◆ **Objective**: Check each line of the records below and collect those holding "color".
──────── Recorded information
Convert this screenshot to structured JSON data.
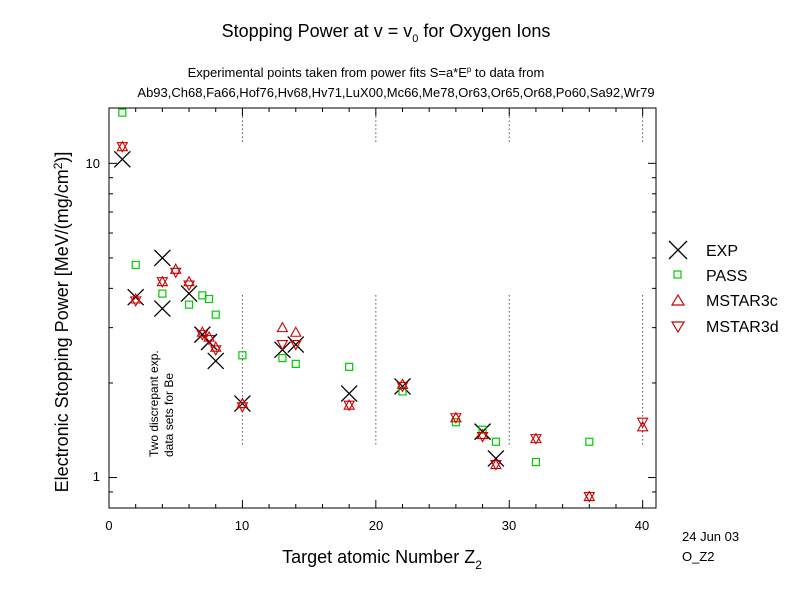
{
  "chart_data": {
    "type": "scatter",
    "title_main": "Stopping Power at v = v",
    "title_sub0": "0",
    "title_end": " for Oxygen Ions",
    "subtitle_main": "Experimental points taken from power fits S=a*E",
    "subtitle_sup": "p",
    "subtitle_end": " to data from",
    "references": "Ab93,Ch68,Fa66,Hof76,Hv68,Hv71,LuX00,Mc66,Me78,Or63,Or65,Or68,Po60,Sa92,Wr79",
    "xlabel_main": "Target atomic Number Z",
    "xlabel_sub": "2",
    "ylabel_main": "Electronic Stopping Power [MeV/(mg/cm",
    "ylabel_sup": "2",
    "ylabel_end": ")]",
    "xlim": [
      0,
      41
    ],
    "ylim": [
      0.8,
      15
    ],
    "yscale": "log",
    "x_ticks": [
      "0",
      "10",
      "20",
      "30",
      "40"
    ],
    "y_ticks": [
      "1",
      "10"
    ],
    "annotation": [
      "Two discrepant exp.",
      "data sets for Be"
    ],
    "stamp_date": "24 Jun 03",
    "stamp_file": "O_Z2",
    "series": [
      {
        "name": "EXP",
        "marker": "x",
        "color": "#000000",
        "points": [
          [
            1,
            10.3
          ],
          [
            2,
            3.75
          ],
          [
            4,
            5.0
          ],
          [
            4,
            3.45
          ],
          [
            6,
            3.85
          ],
          [
            7,
            2.85
          ],
          [
            7.5,
            2.7
          ],
          [
            8,
            2.35
          ],
          [
            10,
            1.72
          ],
          [
            13,
            2.55
          ],
          [
            14,
            2.65
          ],
          [
            18,
            1.85
          ],
          [
            22,
            1.95
          ],
          [
            28,
            1.4
          ],
          [
            29,
            1.15
          ]
        ]
      },
      {
        "name": "PASS",
        "marker": "square",
        "color": "#00cc00",
        "points": [
          [
            1,
            14.5
          ],
          [
            2,
            4.75
          ],
          [
            4,
            3.85
          ],
          [
            6,
            3.55
          ],
          [
            7,
            3.8
          ],
          [
            7.5,
            3.7
          ],
          [
            8,
            3.3
          ],
          [
            10,
            2.45
          ],
          [
            13,
            2.4
          ],
          [
            14,
            2.3
          ],
          [
            18,
            2.25
          ],
          [
            22,
            1.88
          ],
          [
            26,
            1.5
          ],
          [
            28,
            1.42
          ],
          [
            29,
            1.3
          ],
          [
            32,
            1.12
          ],
          [
            36,
            1.3
          ]
        ]
      },
      {
        "name": "MSTAR3c",
        "marker": "triangle-up",
        "color": "#cc0000",
        "points": [
          [
            1,
            11.3
          ],
          [
            2,
            3.7
          ],
          [
            4,
            4.2
          ],
          [
            5,
            4.6
          ],
          [
            6,
            4.2
          ],
          [
            7,
            2.9
          ],
          [
            7.5,
            2.8
          ],
          [
            8,
            2.6
          ],
          [
            10,
            1.72
          ],
          [
            13,
            3.0
          ],
          [
            14,
            2.9
          ],
          [
            18,
            1.7
          ],
          [
            22,
            1.98
          ],
          [
            26,
            1.55
          ],
          [
            28,
            1.37
          ],
          [
            29,
            1.1
          ],
          [
            32,
            1.33
          ],
          [
            36,
            0.87
          ],
          [
            40,
            1.45
          ]
        ]
      },
      {
        "name": "MSTAR3d",
        "marker": "triangle-down",
        "color": "#cc0000",
        "points": [
          [
            1,
            11.3
          ],
          [
            2,
            3.65
          ],
          [
            4,
            4.2
          ],
          [
            5,
            4.5
          ],
          [
            6,
            4.1
          ],
          [
            7,
            2.85
          ],
          [
            7.5,
            2.75
          ],
          [
            8,
            2.55
          ],
          [
            10,
            1.68
          ],
          [
            13,
            2.65
          ],
          [
            14,
            2.65
          ],
          [
            18,
            1.7
          ],
          [
            22,
            1.95
          ],
          [
            26,
            1.55
          ],
          [
            28,
            1.35
          ],
          [
            29,
            1.1
          ],
          [
            32,
            1.33
          ],
          [
            36,
            0.87
          ],
          [
            40,
            1.5
          ]
        ]
      }
    ]
  }
}
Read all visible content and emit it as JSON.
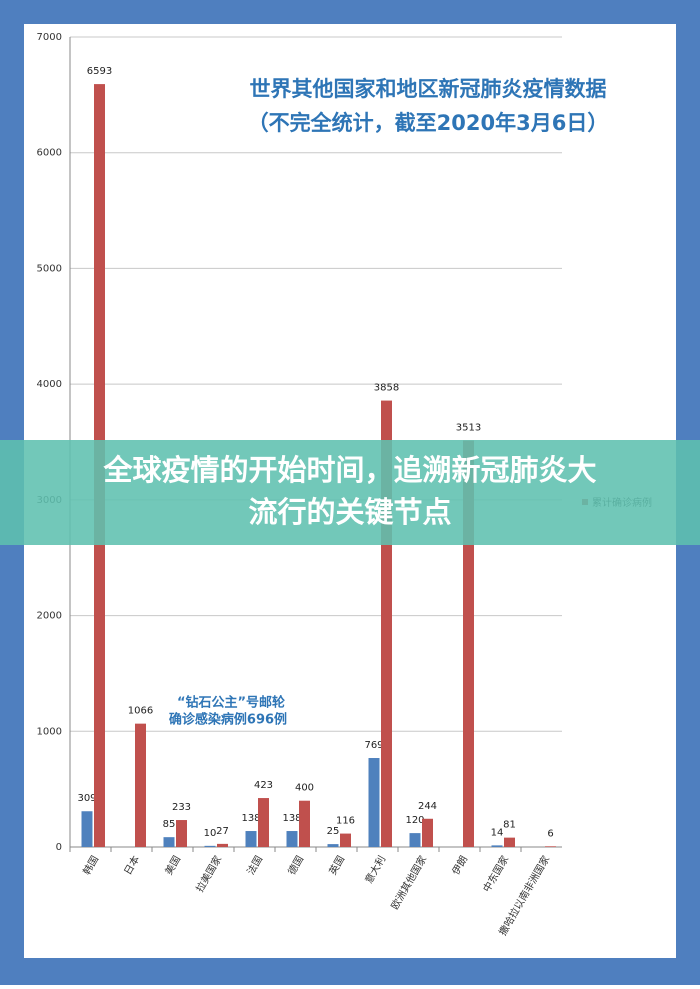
────────────────
◆ **Exercise result**:
        "color": "#000000",
        "color": "#00cc00",
        "color": "#cc0000",
        "color": "#cc0000",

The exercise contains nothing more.